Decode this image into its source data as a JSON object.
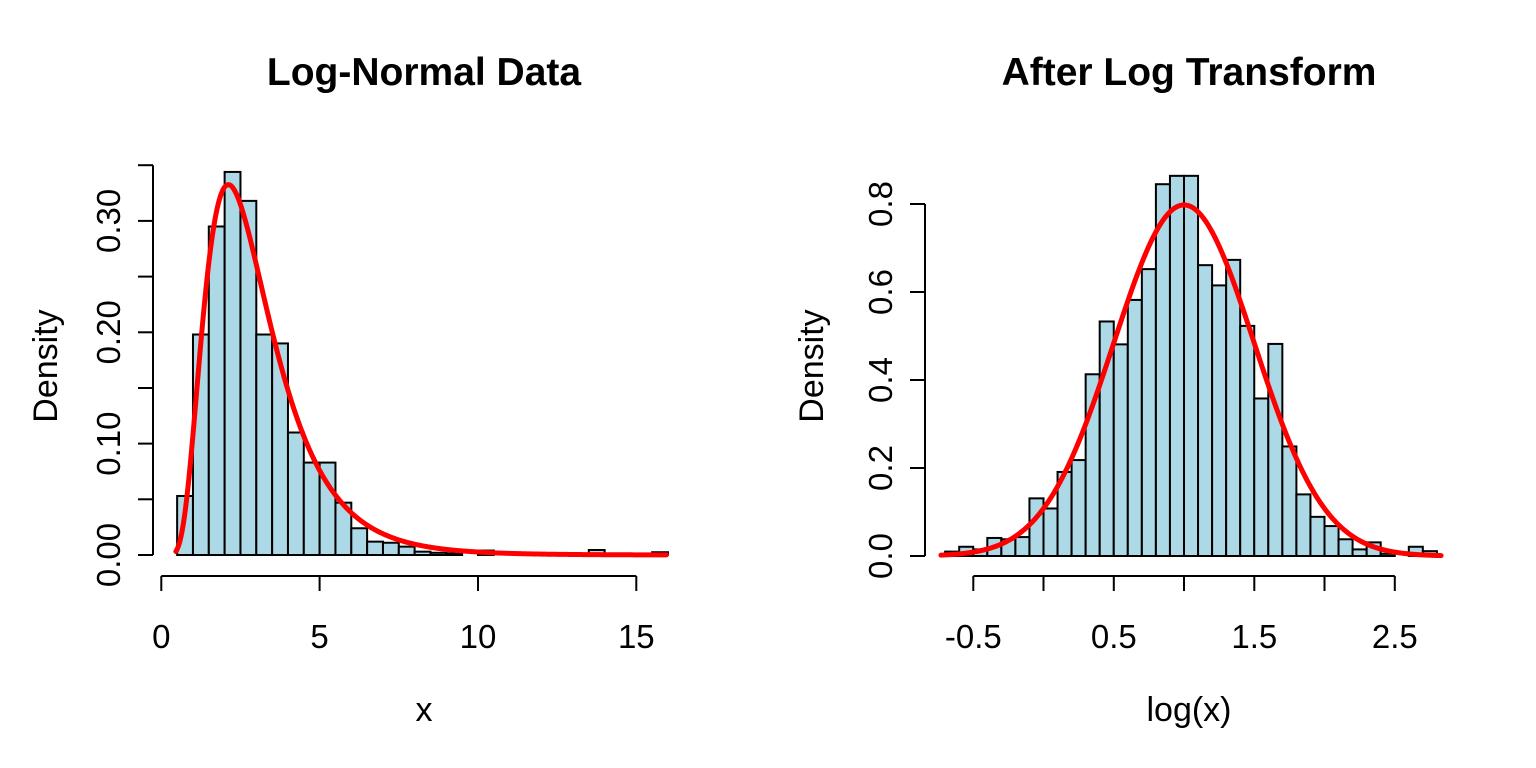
{
  "figure": {
    "background": "#FFFFFF",
    "text_color": "#000000"
  },
  "style": {
    "bar_fill": "#ADD8E6",
    "bar_stroke": "#000000",
    "curve_color": "#FF0000",
    "axis_color": "#000000"
  },
  "chart_data": [
    {
      "type": "bar",
      "subtype": "histogram_with_density_curve",
      "title": "Log-Normal Data",
      "xlabel": "x",
      "ylabel": "Density",
      "bin_width": 0.5,
      "bin_start": [
        0.5,
        1,
        1.5,
        2,
        2.5,
        3,
        3.5,
        4,
        4.5,
        5,
        5.5,
        6,
        6.5,
        7,
        7.5,
        8,
        8.5,
        9,
        9.5,
        10,
        10.5,
        11,
        11.5,
        12,
        12.5,
        13,
        13.5,
        14,
        14.5,
        15,
        15.5
      ],
      "values": [
        0.053,
        0.198,
        0.295,
        0.344,
        0.318,
        0.198,
        0.19,
        0.11,
        0.083,
        0.083,
        0.047,
        0.024,
        0.012,
        0.011,
        0.0075,
        0.003,
        0.002,
        0.0015,
        0,
        0.004,
        0,
        0,
        0,
        0,
        0,
        0,
        0.0045,
        0,
        0,
        0,
        0.0025
      ],
      "x_axis": {
        "range": [
          0,
          16
        ],
        "ticks": [
          0,
          5,
          10,
          15
        ],
        "labels": [
          "0",
          "5",
          "10",
          "15"
        ]
      },
      "y_axis": {
        "range": [
          0,
          0.35
        ],
        "ticks": [
          0,
          0.05,
          0.1,
          0.15,
          0.2,
          0.25,
          0.3,
          0.35
        ],
        "labels": [
          "0.00",
          "",
          "0.10",
          "",
          "0.20",
          "",
          "0.30",
          ""
        ]
      },
      "curve": {
        "distribution": "lognormal",
        "meanlog": 1,
        "sdlog": 0.5,
        "x_range": [
          0.46,
          15.95
        ],
        "peak_x": 2.12,
        "peak_density": 0.333
      },
      "grid": false,
      "legend": false
    },
    {
      "type": "bar",
      "subtype": "histogram_with_density_curve",
      "title": "After Log Transform",
      "xlabel": "log(x)",
      "ylabel": "Density",
      "bin_width": 0.1,
      "bin_start": [
        -0.7,
        -0.6,
        -0.5,
        -0.4,
        -0.3,
        -0.2,
        -0.1,
        0,
        0.1,
        0.2,
        0.3,
        0.4,
        0.5,
        0.6,
        0.7,
        0.8,
        0.9,
        1,
        1.1,
        1.2,
        1.3,
        1.4,
        1.5,
        1.6,
        1.7,
        1.8,
        1.9,
        2,
        2.1,
        2.2,
        2.3,
        2.4,
        2.5,
        2.6,
        2.7
      ],
      "values": [
        0.01,
        0.021,
        0.015,
        0.041,
        0.038,
        0.043,
        0.131,
        0.108,
        0.191,
        0.218,
        0.413,
        0.533,
        0.481,
        0.582,
        0.652,
        0.845,
        0.864,
        0.864,
        0.661,
        0.615,
        0.673,
        0.523,
        0.358,
        0.482,
        0.249,
        0.14,
        0.089,
        0.068,
        0.038,
        0.015,
        0.031,
        0.005,
        0,
        0.021,
        0.011
      ],
      "x_axis": {
        "range": [
          -0.5,
          2.5
        ],
        "ticks": [
          -0.5,
          0,
          0.5,
          1,
          1.5,
          2,
          2.5
        ],
        "labels": [
          "-0.5",
          "",
          "0.5",
          "",
          "1.5",
          "",
          "2.5"
        ]
      },
      "y_axis": {
        "range": [
          0,
          0.8
        ],
        "ticks": [
          0,
          0.2,
          0.4,
          0.6,
          0.8
        ],
        "labels": [
          "0.0",
          "0.2",
          "0.4",
          "0.6",
          "0.8"
        ]
      },
      "curve": {
        "distribution": "normal",
        "mean": 1,
        "sd": 0.5,
        "x_range": [
          -0.73,
          2.83
        ],
        "peak_x": 1.0,
        "peak_density": 0.798
      },
      "grid": false,
      "legend": false
    }
  ]
}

### Task directions:
Transcribe the whole listing exactly. Pictures are excluded.

### Result:
Decode this image into its source data as a JSON object.
{
  "figure": {
    "background": "#FFFFFF",
    "text_color": "#000000"
  },
  "style": {
    "bar_fill": "#ADD8E6",
    "bar_stroke": "#000000",
    "curve_color": "#FF0000",
    "axis_color": "#000000"
  },
  "chart_data": [
    {
      "type": "bar",
      "subtype": "histogram_with_density_curve",
      "title": "Log-Normal Data",
      "xlabel": "x",
      "ylabel": "Density",
      "bin_width": 0.5,
      "bin_start": [
        0.5,
        1,
        1.5,
        2,
        2.5,
        3,
        3.5,
        4,
        4.5,
        5,
        5.5,
        6,
        6.5,
        7,
        7.5,
        8,
        8.5,
        9,
        9.5,
        10,
        10.5,
        11,
        11.5,
        12,
        12.5,
        13,
        13.5,
        14,
        14.5,
        15,
        15.5
      ],
      "values": [
        0.053,
        0.198,
        0.295,
        0.344,
        0.318,
        0.198,
        0.19,
        0.11,
        0.083,
        0.083,
        0.047,
        0.024,
        0.012,
        0.011,
        0.0075,
        0.003,
        0.002,
        0.0015,
        0,
        0.004,
        0,
        0,
        0,
        0,
        0,
        0,
        0.0045,
        0,
        0,
        0,
        0.0025
      ],
      "x_axis": {
        "range": [
          0,
          16
        ],
        "ticks": [
          0,
          5,
          10,
          15
        ],
        "labels": [
          "0",
          "5",
          "10",
          "15"
        ]
      },
      "y_axis": {
        "range": [
          0,
          0.35
        ],
        "ticks": [
          0,
          0.05,
          0.1,
          0.15,
          0.2,
          0.25,
          0.3,
          0.35
        ],
        "labels": [
          "0.00",
          "",
          "0.10",
          "",
          "0.20",
          "",
          "0.30",
          ""
        ]
      },
      "curve": {
        "distribution": "lognormal",
        "meanlog": 1,
        "sdlog": 0.5,
        "x_range": [
          0.46,
          15.95
        ],
        "peak_x": 2.12,
        "peak_density": 0.333
      },
      "grid": false,
      "legend": false
    },
    {
      "type": "bar",
      "subtype": "histogram_with_density_curve",
      "title": "After Log Transform",
      "xlabel": "log(x)",
      "ylabel": "Density",
      "bin_width": 0.1,
      "bin_start": [
        -0.7,
        -0.6,
        -0.5,
        -0.4,
        -0.3,
        -0.2,
        -0.1,
        0,
        0.1,
        0.2,
        0.3,
        0.4,
        0.5,
        0.6,
        0.7,
        0.8,
        0.9,
        1,
        1.1,
        1.2,
        1.3,
        1.4,
        1.5,
        1.6,
        1.7,
        1.8,
        1.9,
        2,
        2.1,
        2.2,
        2.3,
        2.4,
        2.5,
        2.6,
        2.7
      ],
      "values": [
        0.01,
        0.021,
        0.015,
        0.041,
        0.038,
        0.043,
        0.131,
        0.108,
        0.191,
        0.218,
        0.413,
        0.533,
        0.481,
        0.582,
        0.652,
        0.845,
        0.864,
        0.864,
        0.661,
        0.615,
        0.673,
        0.523,
        0.358,
        0.482,
        0.249,
        0.14,
        0.089,
        0.068,
        0.038,
        0.015,
        0.031,
        0.005,
        0,
        0.021,
        0.011
      ],
      "x_axis": {
        "range": [
          -0.5,
          2.5
        ],
        "ticks": [
          -0.5,
          0,
          0.5,
          1,
          1.5,
          2,
          2.5
        ],
        "labels": [
          "-0.5",
          "",
          "0.5",
          "",
          "1.5",
          "",
          "2.5"
        ]
      },
      "y_axis": {
        "range": [
          0,
          0.8
        ],
        "ticks": [
          0,
          0.2,
          0.4,
          0.6,
          0.8
        ],
        "labels": [
          "0.0",
          "0.2",
          "0.4",
          "0.6",
          "0.8"
        ]
      },
      "curve": {
        "distribution": "normal",
        "mean": 1,
        "sd": 0.5,
        "x_range": [
          -0.73,
          2.83
        ],
        "peak_x": 1.0,
        "peak_density": 0.798
      },
      "grid": false,
      "legend": false
    }
  ]
}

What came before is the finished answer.